-- begin --

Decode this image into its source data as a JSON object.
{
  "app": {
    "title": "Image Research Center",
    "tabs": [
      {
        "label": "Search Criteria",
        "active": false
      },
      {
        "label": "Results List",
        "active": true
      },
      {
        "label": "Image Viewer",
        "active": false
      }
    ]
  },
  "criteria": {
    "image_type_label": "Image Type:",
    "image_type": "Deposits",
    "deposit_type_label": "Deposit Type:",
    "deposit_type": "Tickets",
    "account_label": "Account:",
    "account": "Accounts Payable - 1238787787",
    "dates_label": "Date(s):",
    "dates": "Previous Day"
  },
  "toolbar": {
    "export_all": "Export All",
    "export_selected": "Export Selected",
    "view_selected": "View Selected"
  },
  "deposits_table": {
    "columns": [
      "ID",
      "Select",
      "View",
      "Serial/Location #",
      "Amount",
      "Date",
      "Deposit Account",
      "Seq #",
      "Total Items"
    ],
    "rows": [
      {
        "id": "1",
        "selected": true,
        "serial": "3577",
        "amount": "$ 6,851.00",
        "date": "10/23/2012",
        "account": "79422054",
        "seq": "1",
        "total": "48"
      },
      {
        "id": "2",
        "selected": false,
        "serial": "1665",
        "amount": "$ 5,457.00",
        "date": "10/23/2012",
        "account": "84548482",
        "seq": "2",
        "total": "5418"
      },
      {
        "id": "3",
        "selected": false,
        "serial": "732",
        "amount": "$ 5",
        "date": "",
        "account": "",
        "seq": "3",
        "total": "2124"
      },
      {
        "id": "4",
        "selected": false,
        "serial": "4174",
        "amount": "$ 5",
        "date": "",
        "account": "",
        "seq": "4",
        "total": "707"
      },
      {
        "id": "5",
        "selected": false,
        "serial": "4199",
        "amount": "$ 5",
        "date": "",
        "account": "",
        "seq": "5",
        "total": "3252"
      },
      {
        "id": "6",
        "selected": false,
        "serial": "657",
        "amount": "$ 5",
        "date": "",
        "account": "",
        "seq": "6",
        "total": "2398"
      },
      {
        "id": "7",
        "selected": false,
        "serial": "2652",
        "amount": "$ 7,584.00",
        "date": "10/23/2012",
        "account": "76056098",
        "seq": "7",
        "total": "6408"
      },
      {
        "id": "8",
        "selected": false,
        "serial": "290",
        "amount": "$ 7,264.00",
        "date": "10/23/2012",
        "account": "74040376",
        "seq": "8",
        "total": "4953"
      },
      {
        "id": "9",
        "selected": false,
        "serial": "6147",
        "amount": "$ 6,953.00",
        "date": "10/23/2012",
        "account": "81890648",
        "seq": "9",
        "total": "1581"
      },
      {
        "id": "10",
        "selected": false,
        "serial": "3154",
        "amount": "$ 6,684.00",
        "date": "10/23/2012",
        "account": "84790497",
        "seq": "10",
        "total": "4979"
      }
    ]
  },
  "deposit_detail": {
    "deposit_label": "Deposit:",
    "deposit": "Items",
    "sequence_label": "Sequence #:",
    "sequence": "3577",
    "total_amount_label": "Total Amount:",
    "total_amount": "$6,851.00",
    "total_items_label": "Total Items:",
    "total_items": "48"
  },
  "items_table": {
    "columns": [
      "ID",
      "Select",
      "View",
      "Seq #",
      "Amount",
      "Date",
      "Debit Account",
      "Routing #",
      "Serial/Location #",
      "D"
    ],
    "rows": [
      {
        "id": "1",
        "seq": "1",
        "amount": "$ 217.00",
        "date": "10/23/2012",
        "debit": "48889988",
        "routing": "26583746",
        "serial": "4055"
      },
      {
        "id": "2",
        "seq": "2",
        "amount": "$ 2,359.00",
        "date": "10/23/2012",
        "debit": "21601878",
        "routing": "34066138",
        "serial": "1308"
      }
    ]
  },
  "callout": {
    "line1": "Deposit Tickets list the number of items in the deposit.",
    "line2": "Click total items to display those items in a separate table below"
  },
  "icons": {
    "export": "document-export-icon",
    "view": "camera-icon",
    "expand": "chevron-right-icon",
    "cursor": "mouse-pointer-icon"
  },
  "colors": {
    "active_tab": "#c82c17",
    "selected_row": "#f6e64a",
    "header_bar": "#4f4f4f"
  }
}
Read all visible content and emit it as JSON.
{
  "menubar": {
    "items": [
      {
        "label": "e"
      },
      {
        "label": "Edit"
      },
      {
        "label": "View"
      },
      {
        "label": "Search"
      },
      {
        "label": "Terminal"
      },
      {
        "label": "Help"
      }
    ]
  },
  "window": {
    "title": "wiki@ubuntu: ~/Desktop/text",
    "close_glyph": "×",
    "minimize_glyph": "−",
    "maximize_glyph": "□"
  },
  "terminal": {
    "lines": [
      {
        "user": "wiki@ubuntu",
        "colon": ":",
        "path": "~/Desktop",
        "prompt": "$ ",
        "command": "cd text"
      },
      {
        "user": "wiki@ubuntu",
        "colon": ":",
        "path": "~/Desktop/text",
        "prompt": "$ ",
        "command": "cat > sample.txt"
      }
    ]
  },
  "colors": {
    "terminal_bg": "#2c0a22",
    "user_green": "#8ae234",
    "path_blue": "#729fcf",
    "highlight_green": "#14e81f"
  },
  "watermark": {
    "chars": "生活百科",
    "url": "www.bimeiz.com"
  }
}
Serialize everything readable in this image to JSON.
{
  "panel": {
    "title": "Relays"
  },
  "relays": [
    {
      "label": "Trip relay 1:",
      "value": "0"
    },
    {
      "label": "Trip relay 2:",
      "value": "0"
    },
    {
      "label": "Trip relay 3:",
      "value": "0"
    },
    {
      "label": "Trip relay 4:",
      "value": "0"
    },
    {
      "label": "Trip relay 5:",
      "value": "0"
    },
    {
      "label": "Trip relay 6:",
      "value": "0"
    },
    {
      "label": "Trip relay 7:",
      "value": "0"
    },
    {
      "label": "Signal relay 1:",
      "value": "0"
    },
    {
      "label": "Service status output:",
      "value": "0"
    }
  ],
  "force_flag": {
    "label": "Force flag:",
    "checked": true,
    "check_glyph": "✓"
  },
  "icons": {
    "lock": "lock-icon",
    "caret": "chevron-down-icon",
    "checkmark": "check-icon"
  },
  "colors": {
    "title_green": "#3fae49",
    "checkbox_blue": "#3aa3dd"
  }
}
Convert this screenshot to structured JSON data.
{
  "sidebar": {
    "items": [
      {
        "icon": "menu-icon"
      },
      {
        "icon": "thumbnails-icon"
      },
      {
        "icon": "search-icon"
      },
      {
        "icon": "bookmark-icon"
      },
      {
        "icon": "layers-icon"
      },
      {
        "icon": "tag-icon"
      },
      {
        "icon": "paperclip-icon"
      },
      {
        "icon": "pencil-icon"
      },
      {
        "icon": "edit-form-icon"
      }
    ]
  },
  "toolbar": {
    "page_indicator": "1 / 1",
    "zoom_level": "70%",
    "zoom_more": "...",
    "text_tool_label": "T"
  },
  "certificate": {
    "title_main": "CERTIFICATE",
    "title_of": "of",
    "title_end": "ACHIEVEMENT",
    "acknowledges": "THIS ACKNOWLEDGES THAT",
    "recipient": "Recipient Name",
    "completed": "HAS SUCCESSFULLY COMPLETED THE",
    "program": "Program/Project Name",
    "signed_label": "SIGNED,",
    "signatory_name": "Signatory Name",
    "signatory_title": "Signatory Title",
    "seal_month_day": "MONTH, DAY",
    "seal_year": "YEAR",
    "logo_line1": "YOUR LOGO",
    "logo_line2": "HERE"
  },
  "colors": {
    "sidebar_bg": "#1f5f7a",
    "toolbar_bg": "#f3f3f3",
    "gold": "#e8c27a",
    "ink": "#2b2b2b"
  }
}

-- end --

▶ _YOUR TASK_
Using the listing above, locate the lines that hold "Trip" and copy each one.

▶ _WORKED SOLUTION_
      "label": "Trip relay 1:",
      "label": "Trip relay 2:",
      "label": "Trip relay 3:",
      "label": "Trip relay 4:",
      "label": "Trip relay 5:",
      "label": "Trip relay 6:",
      "label": "Trip relay 7:",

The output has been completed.